Start LISTING

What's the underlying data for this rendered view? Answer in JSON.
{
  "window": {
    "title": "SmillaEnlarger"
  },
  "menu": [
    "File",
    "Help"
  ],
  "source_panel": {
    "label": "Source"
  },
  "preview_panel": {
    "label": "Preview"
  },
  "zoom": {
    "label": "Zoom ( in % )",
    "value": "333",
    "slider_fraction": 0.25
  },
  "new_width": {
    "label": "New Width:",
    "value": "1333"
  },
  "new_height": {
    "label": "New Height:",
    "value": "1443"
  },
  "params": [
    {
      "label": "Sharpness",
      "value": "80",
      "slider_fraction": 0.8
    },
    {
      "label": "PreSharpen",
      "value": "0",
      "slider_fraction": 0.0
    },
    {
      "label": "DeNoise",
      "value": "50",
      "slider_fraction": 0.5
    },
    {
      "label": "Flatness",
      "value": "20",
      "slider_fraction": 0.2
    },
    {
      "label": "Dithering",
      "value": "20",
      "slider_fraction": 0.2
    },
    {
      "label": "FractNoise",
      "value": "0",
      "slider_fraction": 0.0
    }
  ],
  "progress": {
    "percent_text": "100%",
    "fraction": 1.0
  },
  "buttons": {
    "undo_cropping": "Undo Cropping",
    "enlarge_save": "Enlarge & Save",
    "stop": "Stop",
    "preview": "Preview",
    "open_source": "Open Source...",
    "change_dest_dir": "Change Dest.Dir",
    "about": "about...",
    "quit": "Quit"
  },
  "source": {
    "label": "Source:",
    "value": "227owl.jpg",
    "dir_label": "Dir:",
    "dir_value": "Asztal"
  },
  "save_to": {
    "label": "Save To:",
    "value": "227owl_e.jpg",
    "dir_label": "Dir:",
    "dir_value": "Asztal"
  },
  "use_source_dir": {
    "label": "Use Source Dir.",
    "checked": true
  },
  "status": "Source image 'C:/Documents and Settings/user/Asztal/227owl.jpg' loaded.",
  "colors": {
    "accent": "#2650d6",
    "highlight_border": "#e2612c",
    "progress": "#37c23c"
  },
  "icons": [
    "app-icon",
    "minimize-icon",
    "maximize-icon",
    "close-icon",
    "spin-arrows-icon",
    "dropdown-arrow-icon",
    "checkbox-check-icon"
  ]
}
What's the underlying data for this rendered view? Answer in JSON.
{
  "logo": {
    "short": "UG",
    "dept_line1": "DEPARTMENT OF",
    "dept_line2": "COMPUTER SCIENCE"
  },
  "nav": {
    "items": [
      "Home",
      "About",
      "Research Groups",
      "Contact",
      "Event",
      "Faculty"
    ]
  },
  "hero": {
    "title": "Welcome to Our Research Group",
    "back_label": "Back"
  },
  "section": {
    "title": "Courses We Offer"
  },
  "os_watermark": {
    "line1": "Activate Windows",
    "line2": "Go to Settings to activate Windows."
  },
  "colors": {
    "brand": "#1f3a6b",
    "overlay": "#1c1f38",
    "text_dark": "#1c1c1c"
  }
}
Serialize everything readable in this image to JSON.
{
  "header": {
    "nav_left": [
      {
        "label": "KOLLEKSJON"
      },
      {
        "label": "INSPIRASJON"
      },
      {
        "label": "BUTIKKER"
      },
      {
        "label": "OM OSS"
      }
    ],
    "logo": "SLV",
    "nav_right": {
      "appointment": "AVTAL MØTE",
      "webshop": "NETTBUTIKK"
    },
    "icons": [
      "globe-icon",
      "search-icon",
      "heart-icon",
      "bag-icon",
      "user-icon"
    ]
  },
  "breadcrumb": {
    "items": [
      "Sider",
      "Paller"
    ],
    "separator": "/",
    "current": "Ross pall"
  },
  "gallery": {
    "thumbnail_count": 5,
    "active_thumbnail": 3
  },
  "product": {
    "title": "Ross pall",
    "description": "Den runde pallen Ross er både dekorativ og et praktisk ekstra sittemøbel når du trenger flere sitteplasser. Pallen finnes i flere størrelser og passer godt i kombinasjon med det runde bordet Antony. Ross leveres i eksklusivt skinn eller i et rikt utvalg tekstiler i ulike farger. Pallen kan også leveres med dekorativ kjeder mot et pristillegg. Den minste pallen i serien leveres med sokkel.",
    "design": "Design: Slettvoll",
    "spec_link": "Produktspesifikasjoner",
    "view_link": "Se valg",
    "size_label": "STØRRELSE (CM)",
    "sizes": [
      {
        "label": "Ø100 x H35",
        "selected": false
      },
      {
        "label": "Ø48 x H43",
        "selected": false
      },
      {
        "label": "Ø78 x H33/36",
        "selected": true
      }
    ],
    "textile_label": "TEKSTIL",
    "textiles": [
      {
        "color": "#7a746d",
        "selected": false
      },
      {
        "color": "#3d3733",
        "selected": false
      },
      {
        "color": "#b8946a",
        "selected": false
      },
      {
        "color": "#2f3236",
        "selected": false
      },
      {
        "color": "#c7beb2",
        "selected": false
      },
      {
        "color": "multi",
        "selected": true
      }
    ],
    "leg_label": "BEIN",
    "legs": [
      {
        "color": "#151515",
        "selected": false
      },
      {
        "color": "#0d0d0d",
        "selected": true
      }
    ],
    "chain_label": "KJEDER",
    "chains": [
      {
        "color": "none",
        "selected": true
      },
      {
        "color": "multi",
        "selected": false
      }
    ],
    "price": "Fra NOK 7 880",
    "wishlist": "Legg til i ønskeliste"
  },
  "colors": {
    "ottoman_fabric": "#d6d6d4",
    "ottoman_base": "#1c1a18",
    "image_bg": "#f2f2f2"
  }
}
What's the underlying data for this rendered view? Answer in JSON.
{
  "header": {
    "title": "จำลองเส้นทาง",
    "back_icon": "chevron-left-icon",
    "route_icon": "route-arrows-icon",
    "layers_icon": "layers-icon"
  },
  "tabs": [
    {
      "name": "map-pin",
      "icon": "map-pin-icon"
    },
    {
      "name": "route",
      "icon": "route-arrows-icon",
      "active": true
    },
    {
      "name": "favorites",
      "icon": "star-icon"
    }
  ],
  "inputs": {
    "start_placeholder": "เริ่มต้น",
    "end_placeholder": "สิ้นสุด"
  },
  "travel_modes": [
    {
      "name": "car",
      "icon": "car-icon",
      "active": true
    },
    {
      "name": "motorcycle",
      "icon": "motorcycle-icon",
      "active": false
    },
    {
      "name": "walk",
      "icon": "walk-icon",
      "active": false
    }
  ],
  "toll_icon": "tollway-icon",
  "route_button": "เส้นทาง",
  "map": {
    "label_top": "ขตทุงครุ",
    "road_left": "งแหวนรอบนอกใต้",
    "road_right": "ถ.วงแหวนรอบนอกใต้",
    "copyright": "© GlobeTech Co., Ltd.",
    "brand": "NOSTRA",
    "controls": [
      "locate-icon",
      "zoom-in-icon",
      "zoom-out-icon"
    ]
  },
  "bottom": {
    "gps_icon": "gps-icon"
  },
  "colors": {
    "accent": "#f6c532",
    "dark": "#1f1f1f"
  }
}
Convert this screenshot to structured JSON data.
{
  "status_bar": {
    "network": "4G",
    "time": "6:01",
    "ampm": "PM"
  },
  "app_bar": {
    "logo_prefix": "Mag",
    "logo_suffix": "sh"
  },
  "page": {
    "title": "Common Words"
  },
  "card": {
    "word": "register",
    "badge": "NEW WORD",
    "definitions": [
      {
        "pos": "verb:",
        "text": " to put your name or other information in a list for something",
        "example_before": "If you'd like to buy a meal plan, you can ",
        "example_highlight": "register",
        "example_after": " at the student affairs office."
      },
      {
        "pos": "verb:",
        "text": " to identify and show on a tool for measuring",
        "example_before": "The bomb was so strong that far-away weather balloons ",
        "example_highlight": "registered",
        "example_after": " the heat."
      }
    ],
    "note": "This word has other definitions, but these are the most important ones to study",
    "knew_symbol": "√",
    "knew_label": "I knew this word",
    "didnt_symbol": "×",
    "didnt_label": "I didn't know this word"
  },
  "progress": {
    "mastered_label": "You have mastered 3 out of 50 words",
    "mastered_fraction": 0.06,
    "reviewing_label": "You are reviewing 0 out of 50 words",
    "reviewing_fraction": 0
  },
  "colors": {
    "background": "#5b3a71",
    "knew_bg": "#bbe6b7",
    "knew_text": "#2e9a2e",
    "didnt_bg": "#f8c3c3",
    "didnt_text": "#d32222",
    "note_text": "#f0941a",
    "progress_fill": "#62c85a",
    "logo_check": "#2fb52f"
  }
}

End LISTING

# WHAT THE EXERCISE ASKS:
Find the count of lines in the data above where the string "name" occurs. Provide that number alone.

# THE REPLY:
7